Supplied material start

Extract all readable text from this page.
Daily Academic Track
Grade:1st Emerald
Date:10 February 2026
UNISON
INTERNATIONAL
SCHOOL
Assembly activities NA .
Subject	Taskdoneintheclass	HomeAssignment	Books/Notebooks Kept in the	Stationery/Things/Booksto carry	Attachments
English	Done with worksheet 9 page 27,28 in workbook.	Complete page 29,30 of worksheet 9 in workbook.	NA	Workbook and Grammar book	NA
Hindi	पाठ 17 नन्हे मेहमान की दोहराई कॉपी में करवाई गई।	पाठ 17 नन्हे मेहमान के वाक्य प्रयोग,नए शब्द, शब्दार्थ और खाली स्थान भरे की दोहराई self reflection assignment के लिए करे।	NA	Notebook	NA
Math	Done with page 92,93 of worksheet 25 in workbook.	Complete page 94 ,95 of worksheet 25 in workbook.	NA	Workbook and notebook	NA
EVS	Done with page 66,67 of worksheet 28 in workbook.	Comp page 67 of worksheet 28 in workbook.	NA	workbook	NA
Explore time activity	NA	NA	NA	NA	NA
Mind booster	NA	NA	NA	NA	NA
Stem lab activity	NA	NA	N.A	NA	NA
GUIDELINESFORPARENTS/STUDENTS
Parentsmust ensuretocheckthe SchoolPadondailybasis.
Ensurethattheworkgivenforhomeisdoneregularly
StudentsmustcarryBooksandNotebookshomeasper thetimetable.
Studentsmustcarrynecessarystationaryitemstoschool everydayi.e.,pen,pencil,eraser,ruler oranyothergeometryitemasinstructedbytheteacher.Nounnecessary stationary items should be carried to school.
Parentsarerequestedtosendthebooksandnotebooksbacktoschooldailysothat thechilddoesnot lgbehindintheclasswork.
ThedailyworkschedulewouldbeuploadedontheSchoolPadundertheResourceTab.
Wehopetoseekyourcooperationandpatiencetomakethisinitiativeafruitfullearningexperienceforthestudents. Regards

Supplied material end

• [Work instructions]:
Could you quote the material above in full, exactly as it stands?

• [Reply to the task]:
Extract all readable text from this page.
Daily Academic Track
Grade:1st Emerald
Date:10 February 2026
UNISON
INTERNATIONAL
SCHOOL
Assembly activities NA .
Subject	Taskdoneintheclass	HomeAssignment	Books/Notebooks Kept in the	Stationery/Things/Booksto carry	Attachments
English	Done with worksheet 9 page 27,28 in workbook.	Complete page 29,30 of worksheet 9 in workbook.	NA	Workbook and Grammar book	NA
Hindi	पाठ 17 नन्हे मेहमान की दोहराई कॉपी में करवाई गई।	पाठ 17 नन्हे मेहमान के वाक्य प्रयोग,नए शब्द, शब्दार्थ और खाली स्थान भरे की दोहराई self reflection assignment के लिए करे।	NA	Notebook	NA
Math	Done with page 92,93 of worksheet 25 in workbook.	Complete page 94 ,95 of worksheet 25 in workbook.	NA	Workbook and notebook	NA
EVS	Done with page 66,67 of worksheet 28 in workbook.	Comp page 67 of worksheet 28 in workbook.	NA	workbook	NA
Explore time activity	NA	NA	NA	NA	NA
Mind booster	NA	NA	NA	NA	NA
Stem lab activity	NA	NA	N.A	NA	NA
GUIDELINESFORPARENTS/STUDENTS
Parentsmust ensuretocheckthe SchoolPadondailybasis.
Ensurethattheworkgivenforhomeisdoneregularly
StudentsmustcarryBooksandNotebookshomeasper thetimetable.
Studentsmustcarrynecessarystationaryitemstoschool everydayi.e.,pen,pencil,eraser,ruler oranyothergeometryitemasinstructedbytheteacher.Nounnecessary stationary items should be carried to school.
Parentsarerequestedtosendthebooksandnotebooksbacktoschooldailysothat thechilddoesnot lgbehindintheclasswork.
ThedailyworkschedulewouldbeuploadedontheSchoolPadundertheResourceTab.
Wehopetoseekyourcooperationandpatiencetomakethisinitiativeafruitfullearningexperienceforthestudents. Regards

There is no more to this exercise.